** SELECTED EXCERPT **
★ ★ ★
Jimmystats: The 2018 Class in Context, Part 1: Offense
It’s tough to see what they’ll become [UM Bentley Library]
So yesterday came and went the way it went. The SEC cheats, Michigan’s a tougher sell right now for reasons, yada yada—those who choose to rend garments or yell at the folks wearing tatters have plenty of threads to do so in. Let’s talk about the guys Michigan got.
As it so happens I keep a database of Michigan recruits that goes back to the 1993 class, and that gives us a chance to put all the new guys in context. Shall we?
QUARTERBACK
Shea Patterson is a transfer but let’s start with him for we can have nice things reasons. Also because he was one of the highest-rated quarterbacks out of high school to ever come here:
Shea in 2016 was the #1 Dual Threat or #1 QB to everybody, and between third and 15th overall. Quarterbacks ranked in the Top 5 overall tend to have some real talent—nobody doubts Mallett’s arm. A year of starting in the SEC should put Shea in good shape to challenge for the top job this season, provided the NCAA waives the transfer year. Yay for five-star quarterbacks!
★ ★ ★
** DATASET SECTION **

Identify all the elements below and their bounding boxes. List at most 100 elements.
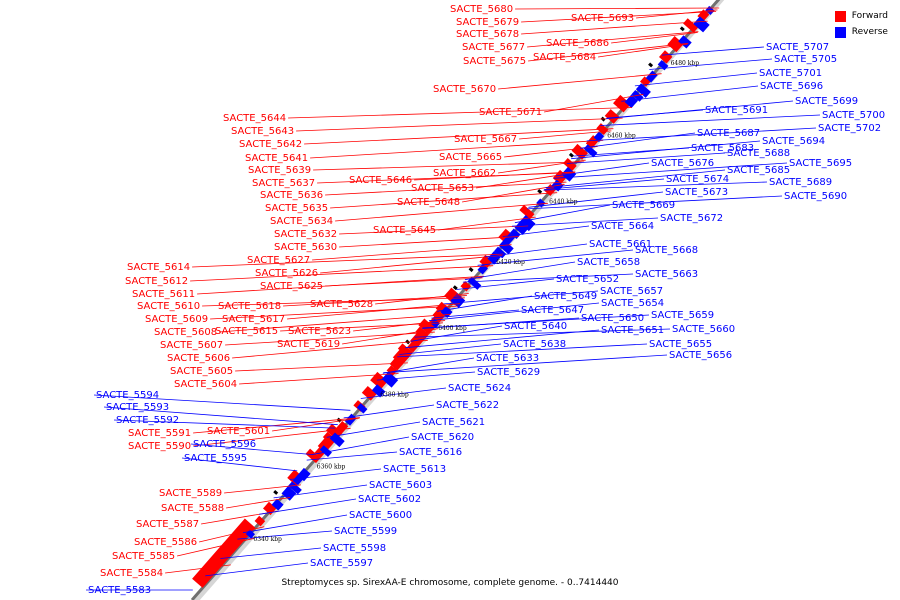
★ ★ ★
** GIVEN EXERCISE A **
Reproduce the stretch of the Michigan 2018 recruiting class article from "As it so happens" through "context. Shall we?".
** GIVEN EXERCISE B **
Carry on the Michigan 2018 recruiting class article from its final sentence.

** EXPECTED ANSWER A **
As it so happens I keep a database of Michigan recruits that goes back to the 1993 class, and that gives us a chance to put all the new guys in context. Shall we?

** EXPECTED ANSWER B **
Joe Milton comes in as a project, though one with significant upside. That kind of player usually creates a large amount of disagreement among the recruiting sites and it would appear that’s the case with Joe:
ESPN rated him the highest, which is a bit of a red flag since they tend to fire and forget. Scout had him one of their highest three-stars (before they merged with 247) and Rivals had him a solid 4-star. 247 was down relative to the others. The result is somewhere between Dylan McCaffrey (4.31 average star rating) and Alex Malzone, and closer to the latter. His late fall on 247 dropped him to 16th in the composite score. Some guys you’ve probably heard of who’ve fallen around that range in past years include Maryland’s Kasim Hill (2017), Northwestern’s Clayton Thorson, Wisconsin’s Bart Houston, ND’s Everett Golson, and Messiah deWeaver, Brian Lewerke, and Andrew Maxwell of MSU.
I also tried to find a Harbaugh comp and came up with 2009 Stanford recruit Josh Nunes. Like Milton, Nunes put up big high school stats with a low completion percentage. He wasn’t much of a runner. From my Hall of Harbaugh Quarterbacks piece from a few years ago:
Josh Nunes, the 9th pro-style QB and 139th overall player according to the 247 composite. Nunes was a prolific passer in high school (6,306 yards and 52 TDs in 34 starts) who on Harbaugh’s recommendation added running (3.1 YPA with sacks included) to his reads as a senior. Nunes was heir apparent to Andrew Luck but lost his job to Kevin Hogan while out with a foot injury in 2012, and lost his career to a freak pectoral injury in 2013.
Also the greatest QB of all time was rated around this spot in 1995, but that was 1995.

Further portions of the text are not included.